■ **Task to carry out**: Below are the records. List every line holding the word "Asked".

■ **Data extracted from a collection**:
_ _ _

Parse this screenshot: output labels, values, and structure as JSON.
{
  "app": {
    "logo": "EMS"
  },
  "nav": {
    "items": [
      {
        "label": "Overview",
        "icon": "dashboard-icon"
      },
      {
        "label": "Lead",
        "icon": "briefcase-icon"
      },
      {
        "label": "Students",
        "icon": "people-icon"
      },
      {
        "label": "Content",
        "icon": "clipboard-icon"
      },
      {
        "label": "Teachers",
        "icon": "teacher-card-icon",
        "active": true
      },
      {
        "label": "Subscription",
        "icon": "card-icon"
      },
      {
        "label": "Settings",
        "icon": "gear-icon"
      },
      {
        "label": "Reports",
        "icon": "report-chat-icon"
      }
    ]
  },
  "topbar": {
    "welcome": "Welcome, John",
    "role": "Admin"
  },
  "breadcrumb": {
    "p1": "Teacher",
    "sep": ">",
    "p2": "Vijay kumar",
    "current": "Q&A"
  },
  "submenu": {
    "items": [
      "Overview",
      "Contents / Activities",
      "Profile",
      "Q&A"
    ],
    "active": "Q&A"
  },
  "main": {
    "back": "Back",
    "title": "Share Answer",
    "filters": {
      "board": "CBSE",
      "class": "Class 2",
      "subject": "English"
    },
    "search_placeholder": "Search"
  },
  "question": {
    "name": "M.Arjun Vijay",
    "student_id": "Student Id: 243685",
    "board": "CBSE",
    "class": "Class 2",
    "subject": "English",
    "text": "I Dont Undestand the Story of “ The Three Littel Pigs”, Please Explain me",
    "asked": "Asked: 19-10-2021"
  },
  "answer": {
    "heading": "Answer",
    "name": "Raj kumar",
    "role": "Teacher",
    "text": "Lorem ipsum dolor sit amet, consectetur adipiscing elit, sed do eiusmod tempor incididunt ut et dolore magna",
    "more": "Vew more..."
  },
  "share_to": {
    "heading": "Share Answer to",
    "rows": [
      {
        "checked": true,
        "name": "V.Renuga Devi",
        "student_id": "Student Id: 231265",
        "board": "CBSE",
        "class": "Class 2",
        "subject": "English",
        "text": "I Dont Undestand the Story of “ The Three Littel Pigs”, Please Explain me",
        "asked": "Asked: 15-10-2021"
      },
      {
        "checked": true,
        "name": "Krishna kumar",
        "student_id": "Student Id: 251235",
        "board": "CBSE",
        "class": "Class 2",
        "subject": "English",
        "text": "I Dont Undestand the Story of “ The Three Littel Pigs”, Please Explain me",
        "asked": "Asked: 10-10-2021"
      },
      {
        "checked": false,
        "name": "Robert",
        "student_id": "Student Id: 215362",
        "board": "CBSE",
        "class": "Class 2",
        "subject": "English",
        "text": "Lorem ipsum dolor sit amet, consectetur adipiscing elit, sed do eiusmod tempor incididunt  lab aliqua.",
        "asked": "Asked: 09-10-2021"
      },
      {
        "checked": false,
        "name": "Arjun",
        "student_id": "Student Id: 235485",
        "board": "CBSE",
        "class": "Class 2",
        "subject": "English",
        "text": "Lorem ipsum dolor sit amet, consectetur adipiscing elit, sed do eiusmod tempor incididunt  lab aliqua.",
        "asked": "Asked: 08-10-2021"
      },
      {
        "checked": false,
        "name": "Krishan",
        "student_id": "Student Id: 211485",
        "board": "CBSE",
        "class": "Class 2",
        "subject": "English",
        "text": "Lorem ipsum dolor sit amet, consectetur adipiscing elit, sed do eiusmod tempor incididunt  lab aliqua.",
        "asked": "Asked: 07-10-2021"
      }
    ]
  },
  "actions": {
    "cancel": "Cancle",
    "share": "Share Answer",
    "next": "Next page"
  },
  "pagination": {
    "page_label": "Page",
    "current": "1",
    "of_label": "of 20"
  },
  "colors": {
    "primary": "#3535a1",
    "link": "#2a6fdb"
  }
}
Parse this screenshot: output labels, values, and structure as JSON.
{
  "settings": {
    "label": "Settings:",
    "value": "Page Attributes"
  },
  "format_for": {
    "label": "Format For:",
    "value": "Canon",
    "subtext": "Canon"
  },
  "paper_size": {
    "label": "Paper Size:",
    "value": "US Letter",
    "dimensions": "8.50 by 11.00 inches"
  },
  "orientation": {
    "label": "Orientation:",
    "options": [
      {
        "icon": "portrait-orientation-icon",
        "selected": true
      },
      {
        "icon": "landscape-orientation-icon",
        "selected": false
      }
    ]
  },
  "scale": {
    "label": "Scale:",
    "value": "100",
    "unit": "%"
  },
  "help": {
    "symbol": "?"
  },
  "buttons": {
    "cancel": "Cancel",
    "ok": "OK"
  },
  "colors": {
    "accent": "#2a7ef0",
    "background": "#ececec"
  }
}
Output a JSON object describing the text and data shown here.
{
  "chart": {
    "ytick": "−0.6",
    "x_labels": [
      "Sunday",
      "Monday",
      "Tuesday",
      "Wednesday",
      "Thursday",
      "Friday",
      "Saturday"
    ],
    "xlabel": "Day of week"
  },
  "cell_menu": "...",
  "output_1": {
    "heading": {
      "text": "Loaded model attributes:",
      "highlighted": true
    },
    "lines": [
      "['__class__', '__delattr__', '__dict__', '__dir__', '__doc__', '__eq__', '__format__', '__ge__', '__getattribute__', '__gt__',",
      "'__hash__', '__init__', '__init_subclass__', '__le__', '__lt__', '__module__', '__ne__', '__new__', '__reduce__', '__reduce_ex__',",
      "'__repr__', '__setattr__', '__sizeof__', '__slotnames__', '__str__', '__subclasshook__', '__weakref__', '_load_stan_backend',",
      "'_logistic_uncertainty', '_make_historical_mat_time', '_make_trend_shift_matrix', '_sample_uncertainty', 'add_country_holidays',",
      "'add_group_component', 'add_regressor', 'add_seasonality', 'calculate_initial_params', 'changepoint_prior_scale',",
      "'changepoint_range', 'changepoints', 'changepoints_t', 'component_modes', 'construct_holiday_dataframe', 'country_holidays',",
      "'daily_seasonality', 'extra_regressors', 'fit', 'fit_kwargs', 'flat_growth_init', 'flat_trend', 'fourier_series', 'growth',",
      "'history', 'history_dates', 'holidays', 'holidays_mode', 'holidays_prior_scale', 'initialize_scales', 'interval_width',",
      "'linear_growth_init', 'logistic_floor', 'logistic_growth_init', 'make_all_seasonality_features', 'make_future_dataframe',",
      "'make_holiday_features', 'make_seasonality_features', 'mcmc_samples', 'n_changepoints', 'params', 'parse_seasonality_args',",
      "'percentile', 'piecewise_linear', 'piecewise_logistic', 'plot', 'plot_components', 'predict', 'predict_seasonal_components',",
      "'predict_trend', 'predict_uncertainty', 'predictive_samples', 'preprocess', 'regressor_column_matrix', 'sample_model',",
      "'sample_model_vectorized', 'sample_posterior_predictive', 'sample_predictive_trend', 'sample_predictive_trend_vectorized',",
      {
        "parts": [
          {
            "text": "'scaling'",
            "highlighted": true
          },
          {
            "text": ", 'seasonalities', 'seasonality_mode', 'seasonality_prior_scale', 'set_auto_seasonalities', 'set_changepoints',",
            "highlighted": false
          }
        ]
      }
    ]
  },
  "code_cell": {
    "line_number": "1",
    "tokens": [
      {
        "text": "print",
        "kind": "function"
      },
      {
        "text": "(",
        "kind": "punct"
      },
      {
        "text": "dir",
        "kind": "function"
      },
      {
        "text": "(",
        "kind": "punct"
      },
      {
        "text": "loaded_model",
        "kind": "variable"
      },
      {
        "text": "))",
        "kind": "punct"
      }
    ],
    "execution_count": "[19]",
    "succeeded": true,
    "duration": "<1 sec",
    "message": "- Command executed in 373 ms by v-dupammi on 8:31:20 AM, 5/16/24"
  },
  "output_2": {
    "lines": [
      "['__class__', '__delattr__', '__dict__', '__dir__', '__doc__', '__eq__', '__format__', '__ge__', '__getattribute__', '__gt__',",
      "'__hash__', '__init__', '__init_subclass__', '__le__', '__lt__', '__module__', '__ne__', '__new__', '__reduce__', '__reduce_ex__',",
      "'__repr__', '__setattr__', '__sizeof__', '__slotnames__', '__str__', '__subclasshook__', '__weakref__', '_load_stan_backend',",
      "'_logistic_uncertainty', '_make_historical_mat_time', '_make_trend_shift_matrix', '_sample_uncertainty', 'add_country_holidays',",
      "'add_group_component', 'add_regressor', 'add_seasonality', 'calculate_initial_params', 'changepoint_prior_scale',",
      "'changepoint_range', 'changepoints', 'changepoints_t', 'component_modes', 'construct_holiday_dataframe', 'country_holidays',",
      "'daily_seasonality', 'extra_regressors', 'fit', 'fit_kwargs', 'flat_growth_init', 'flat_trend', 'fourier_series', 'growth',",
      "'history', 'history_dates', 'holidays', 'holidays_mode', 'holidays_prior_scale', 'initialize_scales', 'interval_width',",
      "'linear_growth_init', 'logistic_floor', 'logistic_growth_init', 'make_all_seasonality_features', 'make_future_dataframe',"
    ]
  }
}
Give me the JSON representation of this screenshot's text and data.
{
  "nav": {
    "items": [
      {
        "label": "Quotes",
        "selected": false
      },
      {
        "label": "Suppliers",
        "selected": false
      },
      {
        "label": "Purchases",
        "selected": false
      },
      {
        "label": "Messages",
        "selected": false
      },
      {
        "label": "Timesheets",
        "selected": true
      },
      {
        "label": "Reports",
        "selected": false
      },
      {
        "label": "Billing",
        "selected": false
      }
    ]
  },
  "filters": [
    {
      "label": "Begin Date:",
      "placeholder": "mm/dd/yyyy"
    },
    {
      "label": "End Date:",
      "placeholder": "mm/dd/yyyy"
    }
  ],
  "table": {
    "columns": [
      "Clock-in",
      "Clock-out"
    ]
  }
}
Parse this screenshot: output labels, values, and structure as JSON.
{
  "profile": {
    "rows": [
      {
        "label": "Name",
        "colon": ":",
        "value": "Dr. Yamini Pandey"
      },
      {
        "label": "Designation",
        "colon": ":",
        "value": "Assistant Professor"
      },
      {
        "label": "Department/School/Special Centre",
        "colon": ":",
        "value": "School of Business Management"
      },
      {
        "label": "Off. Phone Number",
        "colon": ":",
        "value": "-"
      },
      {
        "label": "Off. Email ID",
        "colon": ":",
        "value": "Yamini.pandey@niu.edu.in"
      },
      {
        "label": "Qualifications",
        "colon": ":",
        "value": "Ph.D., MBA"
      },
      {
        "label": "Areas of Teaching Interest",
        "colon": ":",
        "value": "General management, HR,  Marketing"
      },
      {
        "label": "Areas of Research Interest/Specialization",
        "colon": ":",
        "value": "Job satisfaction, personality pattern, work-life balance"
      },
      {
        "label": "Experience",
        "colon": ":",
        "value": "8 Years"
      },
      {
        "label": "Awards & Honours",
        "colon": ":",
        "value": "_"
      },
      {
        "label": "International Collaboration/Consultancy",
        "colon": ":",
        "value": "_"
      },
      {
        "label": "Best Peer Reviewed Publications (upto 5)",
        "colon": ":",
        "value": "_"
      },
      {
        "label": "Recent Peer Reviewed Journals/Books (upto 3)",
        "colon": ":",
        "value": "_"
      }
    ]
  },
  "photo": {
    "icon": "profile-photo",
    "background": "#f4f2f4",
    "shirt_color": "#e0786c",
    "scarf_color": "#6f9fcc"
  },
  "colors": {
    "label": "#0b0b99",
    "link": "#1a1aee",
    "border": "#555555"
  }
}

_ _ _

■ **Answer to this problem**:
    "asked": "Asked: 19-10-2021"
        "asked": "Asked: 15-10-2021"
        "asked": "Asked: 10-10-2021"
        "asked": "Asked: 09-10-2021"
        "asked": "Asked: 08-10-2021"
        "asked": "Asked: 07-10-2021"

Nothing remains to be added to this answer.